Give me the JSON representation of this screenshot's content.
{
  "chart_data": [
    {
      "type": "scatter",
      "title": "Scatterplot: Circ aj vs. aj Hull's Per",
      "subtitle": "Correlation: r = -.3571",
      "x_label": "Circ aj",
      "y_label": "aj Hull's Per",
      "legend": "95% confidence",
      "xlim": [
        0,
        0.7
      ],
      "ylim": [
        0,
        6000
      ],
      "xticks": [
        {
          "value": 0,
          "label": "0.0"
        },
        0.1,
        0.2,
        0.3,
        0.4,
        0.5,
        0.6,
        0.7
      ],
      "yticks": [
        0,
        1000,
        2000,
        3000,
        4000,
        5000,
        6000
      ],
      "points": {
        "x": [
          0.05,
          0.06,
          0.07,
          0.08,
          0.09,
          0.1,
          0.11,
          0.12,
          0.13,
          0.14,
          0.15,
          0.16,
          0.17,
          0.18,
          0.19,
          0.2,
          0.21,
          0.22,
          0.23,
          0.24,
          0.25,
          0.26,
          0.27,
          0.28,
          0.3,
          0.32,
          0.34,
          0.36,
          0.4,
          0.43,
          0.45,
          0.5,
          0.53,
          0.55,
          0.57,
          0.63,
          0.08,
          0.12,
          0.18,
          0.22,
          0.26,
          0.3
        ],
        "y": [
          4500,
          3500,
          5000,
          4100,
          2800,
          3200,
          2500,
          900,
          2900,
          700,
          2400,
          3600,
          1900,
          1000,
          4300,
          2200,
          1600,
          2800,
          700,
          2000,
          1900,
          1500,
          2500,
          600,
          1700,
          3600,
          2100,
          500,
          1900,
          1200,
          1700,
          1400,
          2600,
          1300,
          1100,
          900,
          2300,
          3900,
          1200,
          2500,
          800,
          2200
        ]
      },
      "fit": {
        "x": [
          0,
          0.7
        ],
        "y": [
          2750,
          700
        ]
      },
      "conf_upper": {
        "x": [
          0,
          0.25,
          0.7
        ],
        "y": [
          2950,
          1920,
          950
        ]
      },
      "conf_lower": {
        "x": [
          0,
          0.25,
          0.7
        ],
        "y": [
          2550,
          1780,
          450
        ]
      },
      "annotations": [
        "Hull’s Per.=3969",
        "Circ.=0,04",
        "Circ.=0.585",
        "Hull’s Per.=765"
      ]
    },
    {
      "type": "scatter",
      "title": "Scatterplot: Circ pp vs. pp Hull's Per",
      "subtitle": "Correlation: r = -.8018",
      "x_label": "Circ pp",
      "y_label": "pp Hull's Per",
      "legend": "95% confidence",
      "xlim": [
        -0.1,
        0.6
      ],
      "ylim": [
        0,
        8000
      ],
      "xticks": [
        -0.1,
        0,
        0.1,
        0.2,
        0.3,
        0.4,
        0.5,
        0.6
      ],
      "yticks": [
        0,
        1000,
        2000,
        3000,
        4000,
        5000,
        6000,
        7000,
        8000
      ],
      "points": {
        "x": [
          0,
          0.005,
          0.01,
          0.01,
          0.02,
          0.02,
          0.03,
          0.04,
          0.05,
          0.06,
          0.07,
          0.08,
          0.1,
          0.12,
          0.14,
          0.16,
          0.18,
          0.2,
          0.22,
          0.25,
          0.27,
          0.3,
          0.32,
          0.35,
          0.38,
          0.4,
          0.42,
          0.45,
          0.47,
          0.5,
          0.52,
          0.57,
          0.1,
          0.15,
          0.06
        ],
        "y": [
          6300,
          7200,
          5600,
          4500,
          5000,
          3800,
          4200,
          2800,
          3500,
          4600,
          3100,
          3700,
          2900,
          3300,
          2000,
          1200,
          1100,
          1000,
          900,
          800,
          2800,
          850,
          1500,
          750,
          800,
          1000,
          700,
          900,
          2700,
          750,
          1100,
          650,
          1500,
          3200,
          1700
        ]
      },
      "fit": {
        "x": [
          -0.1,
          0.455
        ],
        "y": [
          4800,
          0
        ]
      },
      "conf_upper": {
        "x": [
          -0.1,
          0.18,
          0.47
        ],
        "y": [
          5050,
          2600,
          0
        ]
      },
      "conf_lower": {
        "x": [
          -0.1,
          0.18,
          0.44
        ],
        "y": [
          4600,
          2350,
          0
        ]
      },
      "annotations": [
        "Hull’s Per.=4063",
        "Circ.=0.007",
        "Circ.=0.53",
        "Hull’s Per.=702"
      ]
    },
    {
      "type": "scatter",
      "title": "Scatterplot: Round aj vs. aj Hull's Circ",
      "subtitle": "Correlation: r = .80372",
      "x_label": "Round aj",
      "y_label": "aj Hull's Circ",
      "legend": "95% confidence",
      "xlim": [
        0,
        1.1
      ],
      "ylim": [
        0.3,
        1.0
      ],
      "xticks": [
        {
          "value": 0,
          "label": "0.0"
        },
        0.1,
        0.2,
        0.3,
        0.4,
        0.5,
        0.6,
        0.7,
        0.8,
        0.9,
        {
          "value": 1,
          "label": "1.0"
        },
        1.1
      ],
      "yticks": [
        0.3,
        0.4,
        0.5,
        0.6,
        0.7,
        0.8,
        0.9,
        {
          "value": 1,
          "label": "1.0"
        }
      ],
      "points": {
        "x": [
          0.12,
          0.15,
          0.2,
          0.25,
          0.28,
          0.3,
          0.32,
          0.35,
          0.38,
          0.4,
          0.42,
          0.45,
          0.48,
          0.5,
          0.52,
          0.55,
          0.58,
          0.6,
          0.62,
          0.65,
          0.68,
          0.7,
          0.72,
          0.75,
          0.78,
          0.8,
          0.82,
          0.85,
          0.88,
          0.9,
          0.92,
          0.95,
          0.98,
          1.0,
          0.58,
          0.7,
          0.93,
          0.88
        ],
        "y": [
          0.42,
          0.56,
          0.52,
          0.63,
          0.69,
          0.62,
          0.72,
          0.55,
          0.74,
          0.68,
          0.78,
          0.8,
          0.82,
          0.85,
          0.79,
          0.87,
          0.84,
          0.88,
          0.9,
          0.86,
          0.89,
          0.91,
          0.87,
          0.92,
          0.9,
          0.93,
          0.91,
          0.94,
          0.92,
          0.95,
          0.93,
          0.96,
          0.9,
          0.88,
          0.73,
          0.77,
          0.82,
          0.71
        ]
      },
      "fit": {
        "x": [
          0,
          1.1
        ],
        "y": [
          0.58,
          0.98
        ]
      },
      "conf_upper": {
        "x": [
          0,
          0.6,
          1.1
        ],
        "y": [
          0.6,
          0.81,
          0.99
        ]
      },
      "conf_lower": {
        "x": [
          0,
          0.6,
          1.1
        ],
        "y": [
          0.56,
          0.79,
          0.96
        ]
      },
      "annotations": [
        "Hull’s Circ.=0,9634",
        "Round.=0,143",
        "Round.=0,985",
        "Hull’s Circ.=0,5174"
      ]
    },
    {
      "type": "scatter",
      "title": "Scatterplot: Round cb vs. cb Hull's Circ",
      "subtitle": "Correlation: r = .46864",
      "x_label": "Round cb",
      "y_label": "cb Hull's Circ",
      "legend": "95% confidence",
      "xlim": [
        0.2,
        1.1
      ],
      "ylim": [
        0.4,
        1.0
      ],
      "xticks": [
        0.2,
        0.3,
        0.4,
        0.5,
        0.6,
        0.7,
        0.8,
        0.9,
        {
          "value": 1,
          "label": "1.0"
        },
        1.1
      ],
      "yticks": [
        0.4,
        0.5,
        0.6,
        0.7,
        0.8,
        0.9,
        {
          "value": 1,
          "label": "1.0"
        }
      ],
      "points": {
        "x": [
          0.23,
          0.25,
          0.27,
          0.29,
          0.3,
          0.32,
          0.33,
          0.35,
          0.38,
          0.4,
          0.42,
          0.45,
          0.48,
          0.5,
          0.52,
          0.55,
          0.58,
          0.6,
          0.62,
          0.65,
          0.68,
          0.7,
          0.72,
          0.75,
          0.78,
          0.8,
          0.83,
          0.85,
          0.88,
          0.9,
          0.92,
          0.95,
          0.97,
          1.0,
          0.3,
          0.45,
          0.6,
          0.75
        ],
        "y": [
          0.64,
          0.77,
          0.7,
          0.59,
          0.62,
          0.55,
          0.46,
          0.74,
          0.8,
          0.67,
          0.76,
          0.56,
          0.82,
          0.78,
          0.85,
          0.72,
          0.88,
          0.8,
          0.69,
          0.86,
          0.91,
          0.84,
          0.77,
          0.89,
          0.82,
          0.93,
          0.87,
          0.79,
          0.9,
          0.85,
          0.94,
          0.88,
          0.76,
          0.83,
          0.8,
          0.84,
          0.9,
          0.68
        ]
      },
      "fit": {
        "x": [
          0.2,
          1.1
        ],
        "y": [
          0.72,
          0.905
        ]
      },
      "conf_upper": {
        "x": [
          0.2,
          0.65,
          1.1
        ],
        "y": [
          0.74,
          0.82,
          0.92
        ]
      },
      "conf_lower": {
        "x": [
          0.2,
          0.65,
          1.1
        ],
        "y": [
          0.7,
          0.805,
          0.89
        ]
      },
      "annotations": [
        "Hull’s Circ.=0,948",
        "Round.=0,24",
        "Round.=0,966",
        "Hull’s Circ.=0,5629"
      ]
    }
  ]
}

Exercise aim ▸ From the material, report only how many lines include the word "subtitle".

Answer in full ▸ 4